1960年から1968年までマサチューセッツ工科大学で教える。1968年からカリフォルニア大学バークレー校に勤務。2003年から翌年までアメリカ哲学会会長。
コレージュ・ド・フランス(フランス)、ウィーン工科大学(オーストリア)、フランクフルト大学(ドイツ)、高等師範学校(フランス)、オーフス大学(デンマーク)、オークランド大学(ニュージーランド)、ハミルトン・カレッジ(アメリカ合衆国ニューヨーク州)、タスマニア大学(オーストラリア)、ペルー・カトリック大学(ペルー)、エラスムス大学(オランダ)、アムステルダム大学(オランダ)、東京大学(日本)などで客員教授や講師を務めたことがある。
「人工知能の領域に大きな影響を与えた優れた著作と、20世紀の大陸哲学の分析と解釈に対する顕著な貢献」を理由として、エラスムス大学から名誉博士号を贈られている。
[編集] 思想
アメリカ哲学界では決して数多くない現代ヨーロッパ哲学を専門とする研究者として、キルケゴールの実存主義への関心を核にしながら、メルロー=ポンティやハイデッガーの研究を行う。特にハイデッガー研究では、1991年に上梓した『存在と時間』第1部についての詳細な注解が、現在でもアメリカのハイデッガー研究の基本的文献とみなされている。

(データ抜粋)

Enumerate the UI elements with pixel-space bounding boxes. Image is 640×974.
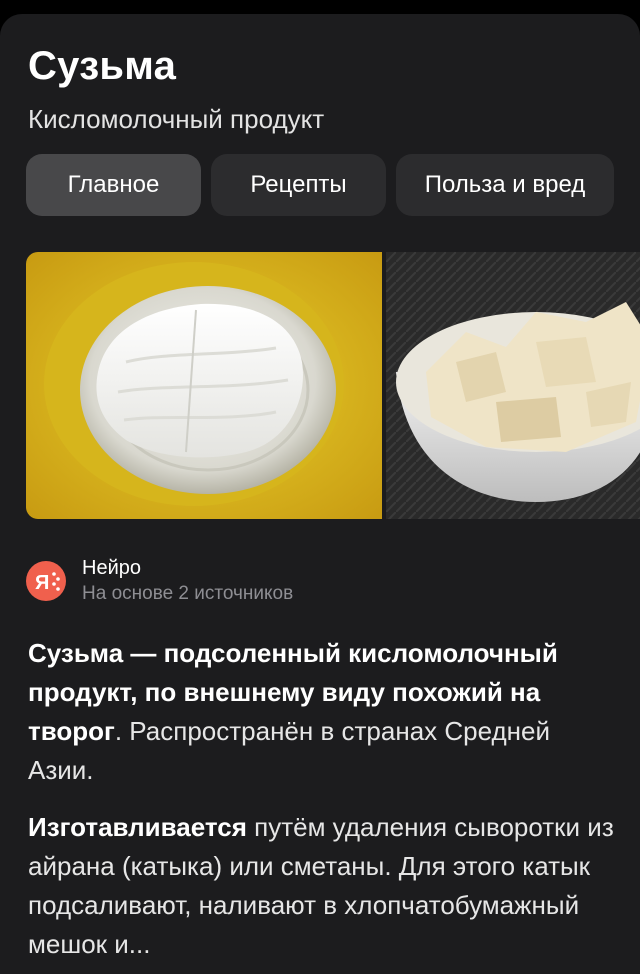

(実施事項)
**1.** 文書によれば、この人物が2003年から翌年まで務めていた役職は何ですか。
**2.** 文書に基づき、この人物がエラスムス大学から名誉博士号を贈られた理由を説明してください。
**3.** 文書のうち「1960年から1968年まで」から「ら名誉博士号を贈られている。」に至るまでの全文を、一字も変えずに書き写してください。
上記の資料は、文書の内容とは関係がありません。

(回答一覧)
**1.** アメリカ哲学会会長です。

**2.** 人工知能の領域に大きな影響を与えた優れた著作と、20世紀の大陸哲学の分析と解釈に対する顕著な貢献が評価されたためです。

**3.**
1960年から1968年までマサチューセッツ工科大学で教える。1968年からカリフォルニア大学バークレー校に勤務。2003年から翌年までアメリカ哲学会会長。
コレージュ・ド・フランス(フランス)、ウィーン工科大学(オーストリア)、フランクフルト大学(ドイツ)、高等師範学校(フランス)、オーフス大学(デンマーク)、オークランド大学(ニュージーランド)、ハミルトン・カレッジ(アメリカ合衆国ニューヨーク州)、タスマニア大学(オーストラリア)、ペルー・カトリック大学(ペルー)、エラスムス大学(オランダ)、アムステルダム大学(オランダ)、東京大学(日本)などで客員教授や講師を務めたことがある。
「人工知能の領域に大きな影響を与えた優れた著作と、20世紀の大陸哲学の分析と解釈に対する顕著な貢献」を理由として、エラスムス大学から名誉博士号を贈られている。